━━ INPUT

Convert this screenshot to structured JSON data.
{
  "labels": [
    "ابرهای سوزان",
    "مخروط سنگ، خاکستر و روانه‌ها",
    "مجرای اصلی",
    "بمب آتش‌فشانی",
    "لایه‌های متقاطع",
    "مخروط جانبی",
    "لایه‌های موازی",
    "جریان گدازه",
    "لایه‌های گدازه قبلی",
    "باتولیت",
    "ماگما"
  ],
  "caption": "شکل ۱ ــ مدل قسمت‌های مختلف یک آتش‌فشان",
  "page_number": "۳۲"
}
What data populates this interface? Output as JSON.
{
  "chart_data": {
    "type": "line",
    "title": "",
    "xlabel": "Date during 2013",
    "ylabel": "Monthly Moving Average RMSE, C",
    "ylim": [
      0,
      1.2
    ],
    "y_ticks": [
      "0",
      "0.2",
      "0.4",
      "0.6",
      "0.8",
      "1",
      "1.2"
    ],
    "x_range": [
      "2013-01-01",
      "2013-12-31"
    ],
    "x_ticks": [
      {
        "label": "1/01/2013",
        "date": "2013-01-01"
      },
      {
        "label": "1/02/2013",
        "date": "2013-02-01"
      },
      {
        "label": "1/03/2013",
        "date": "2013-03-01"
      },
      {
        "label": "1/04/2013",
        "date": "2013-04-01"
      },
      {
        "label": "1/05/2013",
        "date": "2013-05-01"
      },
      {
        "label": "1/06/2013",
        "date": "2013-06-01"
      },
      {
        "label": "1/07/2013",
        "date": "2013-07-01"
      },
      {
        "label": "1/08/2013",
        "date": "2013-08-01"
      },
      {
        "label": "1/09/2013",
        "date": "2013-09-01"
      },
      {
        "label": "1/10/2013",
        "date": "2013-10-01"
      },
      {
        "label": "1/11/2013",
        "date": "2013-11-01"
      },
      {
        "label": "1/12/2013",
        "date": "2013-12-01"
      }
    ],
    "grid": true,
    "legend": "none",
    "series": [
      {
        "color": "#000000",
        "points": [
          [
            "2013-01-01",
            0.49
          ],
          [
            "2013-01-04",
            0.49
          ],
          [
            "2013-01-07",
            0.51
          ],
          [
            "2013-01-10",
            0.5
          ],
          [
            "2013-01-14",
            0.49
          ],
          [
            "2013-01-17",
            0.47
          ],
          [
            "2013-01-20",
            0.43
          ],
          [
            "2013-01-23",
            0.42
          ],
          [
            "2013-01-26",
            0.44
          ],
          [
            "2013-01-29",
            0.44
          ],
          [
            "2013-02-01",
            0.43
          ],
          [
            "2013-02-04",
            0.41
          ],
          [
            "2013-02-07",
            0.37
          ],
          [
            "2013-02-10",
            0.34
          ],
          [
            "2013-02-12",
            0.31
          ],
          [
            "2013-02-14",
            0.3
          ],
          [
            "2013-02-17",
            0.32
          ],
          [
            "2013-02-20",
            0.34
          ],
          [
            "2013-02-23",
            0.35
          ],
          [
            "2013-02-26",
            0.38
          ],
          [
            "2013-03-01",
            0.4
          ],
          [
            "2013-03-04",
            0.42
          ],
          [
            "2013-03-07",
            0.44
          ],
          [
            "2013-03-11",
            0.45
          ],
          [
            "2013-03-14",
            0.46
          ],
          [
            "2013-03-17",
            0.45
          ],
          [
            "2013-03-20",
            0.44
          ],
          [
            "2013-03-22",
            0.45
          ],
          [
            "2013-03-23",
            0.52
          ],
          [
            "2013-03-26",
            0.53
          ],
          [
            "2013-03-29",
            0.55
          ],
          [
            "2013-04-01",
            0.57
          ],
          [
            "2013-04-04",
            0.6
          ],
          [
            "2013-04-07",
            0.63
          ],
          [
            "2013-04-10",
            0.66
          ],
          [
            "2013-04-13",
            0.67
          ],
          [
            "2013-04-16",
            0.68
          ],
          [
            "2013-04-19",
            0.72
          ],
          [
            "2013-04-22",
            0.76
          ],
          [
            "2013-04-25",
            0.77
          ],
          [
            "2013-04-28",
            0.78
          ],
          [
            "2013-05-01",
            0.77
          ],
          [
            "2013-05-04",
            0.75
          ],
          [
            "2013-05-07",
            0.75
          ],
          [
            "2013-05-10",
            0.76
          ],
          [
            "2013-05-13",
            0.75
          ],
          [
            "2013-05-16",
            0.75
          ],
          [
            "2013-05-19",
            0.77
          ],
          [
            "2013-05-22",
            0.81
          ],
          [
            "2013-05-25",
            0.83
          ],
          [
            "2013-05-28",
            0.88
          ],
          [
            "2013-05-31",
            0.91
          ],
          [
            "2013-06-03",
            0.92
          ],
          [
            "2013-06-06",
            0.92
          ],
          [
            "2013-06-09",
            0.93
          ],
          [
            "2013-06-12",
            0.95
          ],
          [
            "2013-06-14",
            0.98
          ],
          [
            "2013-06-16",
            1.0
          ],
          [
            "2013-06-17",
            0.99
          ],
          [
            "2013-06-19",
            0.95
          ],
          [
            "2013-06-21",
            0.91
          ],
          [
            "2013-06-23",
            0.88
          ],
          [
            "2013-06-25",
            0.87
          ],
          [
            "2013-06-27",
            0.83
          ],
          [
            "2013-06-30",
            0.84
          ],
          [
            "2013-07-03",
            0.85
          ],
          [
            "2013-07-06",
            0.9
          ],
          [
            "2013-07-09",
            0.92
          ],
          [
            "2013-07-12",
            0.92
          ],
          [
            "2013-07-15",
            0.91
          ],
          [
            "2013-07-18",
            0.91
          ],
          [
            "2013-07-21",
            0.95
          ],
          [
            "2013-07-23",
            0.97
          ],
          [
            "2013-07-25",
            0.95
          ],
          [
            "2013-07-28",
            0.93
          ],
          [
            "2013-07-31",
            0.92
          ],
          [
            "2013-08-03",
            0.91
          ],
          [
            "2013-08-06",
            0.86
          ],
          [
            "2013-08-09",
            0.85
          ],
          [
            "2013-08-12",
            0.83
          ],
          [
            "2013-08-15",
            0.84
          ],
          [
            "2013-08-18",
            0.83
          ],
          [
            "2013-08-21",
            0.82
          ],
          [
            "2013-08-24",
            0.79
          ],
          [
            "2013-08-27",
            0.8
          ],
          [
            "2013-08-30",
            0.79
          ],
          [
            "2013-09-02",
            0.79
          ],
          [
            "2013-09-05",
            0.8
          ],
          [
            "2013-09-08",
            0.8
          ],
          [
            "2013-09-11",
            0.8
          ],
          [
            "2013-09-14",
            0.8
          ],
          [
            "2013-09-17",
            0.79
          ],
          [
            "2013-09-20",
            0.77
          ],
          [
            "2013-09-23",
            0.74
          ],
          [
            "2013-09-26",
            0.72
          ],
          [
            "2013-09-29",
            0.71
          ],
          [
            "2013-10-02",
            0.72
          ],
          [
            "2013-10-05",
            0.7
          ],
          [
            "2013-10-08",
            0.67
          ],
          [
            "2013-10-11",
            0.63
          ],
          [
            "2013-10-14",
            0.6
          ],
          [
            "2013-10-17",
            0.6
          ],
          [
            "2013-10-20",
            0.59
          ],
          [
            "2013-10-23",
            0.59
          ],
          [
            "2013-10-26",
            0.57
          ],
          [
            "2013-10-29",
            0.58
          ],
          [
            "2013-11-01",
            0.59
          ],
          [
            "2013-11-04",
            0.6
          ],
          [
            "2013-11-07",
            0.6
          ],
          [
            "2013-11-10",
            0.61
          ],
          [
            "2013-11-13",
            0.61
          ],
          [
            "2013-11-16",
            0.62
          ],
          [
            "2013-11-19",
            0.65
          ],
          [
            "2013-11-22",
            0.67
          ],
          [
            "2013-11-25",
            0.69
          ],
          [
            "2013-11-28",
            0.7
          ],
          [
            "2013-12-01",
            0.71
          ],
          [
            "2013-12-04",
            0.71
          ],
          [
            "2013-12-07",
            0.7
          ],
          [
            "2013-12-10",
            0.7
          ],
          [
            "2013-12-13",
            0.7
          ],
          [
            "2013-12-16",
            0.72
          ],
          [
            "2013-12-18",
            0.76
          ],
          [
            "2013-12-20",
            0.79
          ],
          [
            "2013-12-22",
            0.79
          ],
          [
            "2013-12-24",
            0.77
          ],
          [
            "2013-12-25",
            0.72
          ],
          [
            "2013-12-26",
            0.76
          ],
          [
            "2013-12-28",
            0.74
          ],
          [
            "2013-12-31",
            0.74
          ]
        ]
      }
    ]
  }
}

━━━━

» WRITTEN INSTRUCTION: Search the records for the string "مخروط" and return every line in which it occurs.

» RIGHT ANSWER:
    "مخروط سنگ، خاکستر و روانه‌ها",
    "مخروط جانبی",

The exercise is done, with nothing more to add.